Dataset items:
┄┄┄┄┄┄┄┄┄┄┄┄┄┄┄┄┄┄┄┄

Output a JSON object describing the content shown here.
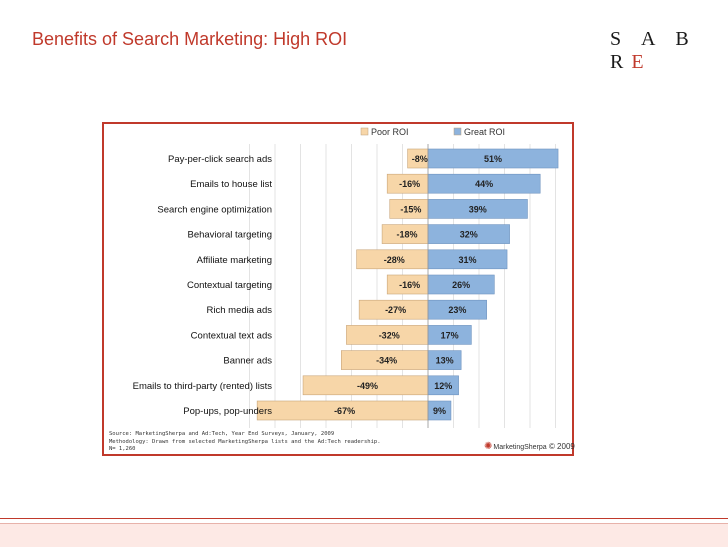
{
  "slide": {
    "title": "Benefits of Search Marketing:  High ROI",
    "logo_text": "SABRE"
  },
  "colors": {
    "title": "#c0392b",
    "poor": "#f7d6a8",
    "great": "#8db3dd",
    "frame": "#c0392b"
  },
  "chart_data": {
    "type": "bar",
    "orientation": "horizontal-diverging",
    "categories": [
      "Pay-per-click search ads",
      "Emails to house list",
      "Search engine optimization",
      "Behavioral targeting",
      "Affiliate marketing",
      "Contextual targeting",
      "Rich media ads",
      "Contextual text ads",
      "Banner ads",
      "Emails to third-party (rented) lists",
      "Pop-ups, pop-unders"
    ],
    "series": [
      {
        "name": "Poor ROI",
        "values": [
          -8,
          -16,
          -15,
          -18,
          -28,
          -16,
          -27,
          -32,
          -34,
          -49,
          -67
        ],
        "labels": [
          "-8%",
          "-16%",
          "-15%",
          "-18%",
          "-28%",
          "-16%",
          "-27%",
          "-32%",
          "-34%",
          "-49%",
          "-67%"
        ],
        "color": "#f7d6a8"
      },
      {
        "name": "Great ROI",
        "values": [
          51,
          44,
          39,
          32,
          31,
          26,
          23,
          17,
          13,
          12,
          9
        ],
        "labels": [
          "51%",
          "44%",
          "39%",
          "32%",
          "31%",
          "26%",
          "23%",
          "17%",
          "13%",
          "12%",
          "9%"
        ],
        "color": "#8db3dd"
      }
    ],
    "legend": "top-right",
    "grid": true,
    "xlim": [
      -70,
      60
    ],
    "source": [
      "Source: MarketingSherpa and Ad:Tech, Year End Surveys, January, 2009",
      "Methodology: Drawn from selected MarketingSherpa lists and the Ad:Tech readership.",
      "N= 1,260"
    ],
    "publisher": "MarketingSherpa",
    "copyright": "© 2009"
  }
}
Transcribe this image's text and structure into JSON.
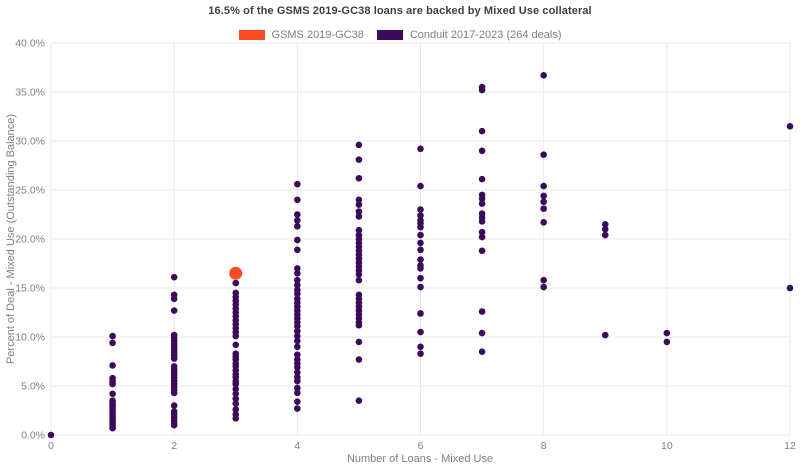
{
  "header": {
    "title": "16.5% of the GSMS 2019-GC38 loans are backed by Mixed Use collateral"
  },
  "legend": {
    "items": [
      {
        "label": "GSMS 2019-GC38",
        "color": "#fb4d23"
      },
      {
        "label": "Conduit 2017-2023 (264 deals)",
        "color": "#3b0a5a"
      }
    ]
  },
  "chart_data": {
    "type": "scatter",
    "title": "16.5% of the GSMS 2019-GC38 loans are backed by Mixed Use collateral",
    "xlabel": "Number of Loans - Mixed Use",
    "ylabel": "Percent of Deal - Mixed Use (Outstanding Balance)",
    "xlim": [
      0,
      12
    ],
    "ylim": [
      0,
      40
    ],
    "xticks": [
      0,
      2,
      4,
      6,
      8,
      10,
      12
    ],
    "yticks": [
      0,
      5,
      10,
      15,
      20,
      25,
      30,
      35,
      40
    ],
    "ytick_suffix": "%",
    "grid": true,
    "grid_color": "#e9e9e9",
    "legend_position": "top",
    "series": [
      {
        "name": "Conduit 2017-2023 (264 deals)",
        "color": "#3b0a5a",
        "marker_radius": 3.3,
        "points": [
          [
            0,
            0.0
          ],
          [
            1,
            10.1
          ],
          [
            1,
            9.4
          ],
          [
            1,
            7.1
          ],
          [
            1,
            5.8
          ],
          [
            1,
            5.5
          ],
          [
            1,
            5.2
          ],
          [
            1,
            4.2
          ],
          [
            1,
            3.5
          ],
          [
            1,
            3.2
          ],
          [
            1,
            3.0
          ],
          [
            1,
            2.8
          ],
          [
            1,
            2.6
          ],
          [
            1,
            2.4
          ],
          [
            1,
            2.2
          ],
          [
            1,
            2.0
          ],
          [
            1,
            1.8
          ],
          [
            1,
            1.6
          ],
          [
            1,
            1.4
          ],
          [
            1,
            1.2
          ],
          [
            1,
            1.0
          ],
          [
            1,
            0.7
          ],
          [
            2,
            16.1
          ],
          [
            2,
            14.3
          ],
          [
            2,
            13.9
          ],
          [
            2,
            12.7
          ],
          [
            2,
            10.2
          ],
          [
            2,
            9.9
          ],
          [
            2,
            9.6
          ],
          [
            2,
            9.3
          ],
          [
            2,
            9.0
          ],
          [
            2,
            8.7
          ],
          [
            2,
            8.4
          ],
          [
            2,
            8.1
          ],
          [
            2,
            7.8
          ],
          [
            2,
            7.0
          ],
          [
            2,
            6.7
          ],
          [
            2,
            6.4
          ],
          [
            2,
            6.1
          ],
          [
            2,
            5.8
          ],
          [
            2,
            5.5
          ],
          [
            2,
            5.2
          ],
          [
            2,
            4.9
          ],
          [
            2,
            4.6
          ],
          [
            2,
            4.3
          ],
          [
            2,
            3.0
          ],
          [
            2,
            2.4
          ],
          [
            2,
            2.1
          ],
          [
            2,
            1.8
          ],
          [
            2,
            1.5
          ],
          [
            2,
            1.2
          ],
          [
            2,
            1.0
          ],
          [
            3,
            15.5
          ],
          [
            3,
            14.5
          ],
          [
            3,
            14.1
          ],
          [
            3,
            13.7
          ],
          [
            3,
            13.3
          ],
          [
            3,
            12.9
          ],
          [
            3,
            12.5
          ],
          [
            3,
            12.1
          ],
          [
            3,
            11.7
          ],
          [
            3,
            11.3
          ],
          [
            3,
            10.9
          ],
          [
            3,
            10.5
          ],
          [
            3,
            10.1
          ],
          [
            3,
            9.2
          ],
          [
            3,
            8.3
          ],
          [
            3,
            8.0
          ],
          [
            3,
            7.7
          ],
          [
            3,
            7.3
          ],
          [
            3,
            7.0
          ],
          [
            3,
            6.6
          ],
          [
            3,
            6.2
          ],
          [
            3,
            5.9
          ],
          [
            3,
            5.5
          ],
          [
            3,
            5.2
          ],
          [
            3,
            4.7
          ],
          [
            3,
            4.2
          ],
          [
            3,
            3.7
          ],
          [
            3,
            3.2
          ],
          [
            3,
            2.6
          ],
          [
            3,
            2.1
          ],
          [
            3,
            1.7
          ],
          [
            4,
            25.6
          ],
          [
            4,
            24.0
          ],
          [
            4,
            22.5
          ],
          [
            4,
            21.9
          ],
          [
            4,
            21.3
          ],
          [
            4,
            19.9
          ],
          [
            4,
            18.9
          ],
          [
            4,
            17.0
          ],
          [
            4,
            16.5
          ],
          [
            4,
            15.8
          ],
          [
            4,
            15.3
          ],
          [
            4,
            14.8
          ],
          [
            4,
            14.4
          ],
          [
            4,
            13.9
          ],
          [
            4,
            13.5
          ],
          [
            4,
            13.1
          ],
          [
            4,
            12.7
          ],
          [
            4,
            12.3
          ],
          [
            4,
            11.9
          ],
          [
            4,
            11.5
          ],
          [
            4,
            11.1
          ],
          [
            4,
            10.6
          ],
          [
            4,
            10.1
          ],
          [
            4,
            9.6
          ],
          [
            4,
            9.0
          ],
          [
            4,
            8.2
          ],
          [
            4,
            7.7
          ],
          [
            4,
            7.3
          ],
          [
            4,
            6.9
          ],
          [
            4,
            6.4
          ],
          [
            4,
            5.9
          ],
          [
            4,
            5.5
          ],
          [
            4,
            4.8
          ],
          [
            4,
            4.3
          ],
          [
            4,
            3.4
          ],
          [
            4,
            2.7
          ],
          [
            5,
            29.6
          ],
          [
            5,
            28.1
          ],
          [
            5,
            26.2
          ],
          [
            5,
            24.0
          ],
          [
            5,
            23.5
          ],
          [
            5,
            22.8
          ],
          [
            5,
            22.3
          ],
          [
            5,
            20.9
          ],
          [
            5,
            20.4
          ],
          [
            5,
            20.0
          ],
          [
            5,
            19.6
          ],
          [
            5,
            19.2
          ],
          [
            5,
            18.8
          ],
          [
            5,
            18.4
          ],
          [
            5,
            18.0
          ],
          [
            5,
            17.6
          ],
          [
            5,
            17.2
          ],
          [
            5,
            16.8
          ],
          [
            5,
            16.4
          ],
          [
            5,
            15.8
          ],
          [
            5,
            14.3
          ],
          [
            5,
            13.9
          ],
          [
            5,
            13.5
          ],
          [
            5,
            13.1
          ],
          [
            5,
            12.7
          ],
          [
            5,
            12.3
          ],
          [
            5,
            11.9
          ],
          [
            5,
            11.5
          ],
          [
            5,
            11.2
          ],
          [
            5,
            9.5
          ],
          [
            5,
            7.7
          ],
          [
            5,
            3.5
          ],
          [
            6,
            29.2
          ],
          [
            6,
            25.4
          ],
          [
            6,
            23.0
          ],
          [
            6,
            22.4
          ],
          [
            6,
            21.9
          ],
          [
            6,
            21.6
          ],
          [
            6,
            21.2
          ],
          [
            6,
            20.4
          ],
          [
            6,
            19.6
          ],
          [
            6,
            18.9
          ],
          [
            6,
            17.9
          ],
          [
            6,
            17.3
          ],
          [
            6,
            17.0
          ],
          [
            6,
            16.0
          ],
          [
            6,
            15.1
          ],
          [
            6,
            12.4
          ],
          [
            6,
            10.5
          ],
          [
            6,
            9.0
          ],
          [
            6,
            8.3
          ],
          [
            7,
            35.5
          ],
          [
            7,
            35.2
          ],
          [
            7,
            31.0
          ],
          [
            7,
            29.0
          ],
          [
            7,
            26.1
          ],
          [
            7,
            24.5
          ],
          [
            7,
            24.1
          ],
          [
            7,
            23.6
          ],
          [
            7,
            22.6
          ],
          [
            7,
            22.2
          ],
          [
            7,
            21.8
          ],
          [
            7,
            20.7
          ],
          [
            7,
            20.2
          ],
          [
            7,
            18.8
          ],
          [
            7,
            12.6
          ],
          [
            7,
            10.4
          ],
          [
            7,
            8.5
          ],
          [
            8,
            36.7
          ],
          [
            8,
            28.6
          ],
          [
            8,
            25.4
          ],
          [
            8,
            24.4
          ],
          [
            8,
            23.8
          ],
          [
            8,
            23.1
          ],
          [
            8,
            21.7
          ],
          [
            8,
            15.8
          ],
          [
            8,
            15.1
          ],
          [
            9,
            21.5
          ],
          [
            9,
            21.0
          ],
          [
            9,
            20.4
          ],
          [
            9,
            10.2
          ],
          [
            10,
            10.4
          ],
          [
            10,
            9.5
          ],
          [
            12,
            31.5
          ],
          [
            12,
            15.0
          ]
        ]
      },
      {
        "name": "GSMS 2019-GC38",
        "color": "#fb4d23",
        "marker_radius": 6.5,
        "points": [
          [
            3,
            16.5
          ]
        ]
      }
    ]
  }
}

┄┄┄┄┄┄┄┄┄┄┄┄┄┄┄┄┄┄┄┄

Copy all lines from the material that hold "name".

Full output:
        "name": "Poor ROI",
        "name": "Great ROI",
        "name": "Conduit 2017-2023 (264 deals)",
        "name": "GSMS 2019-GC38",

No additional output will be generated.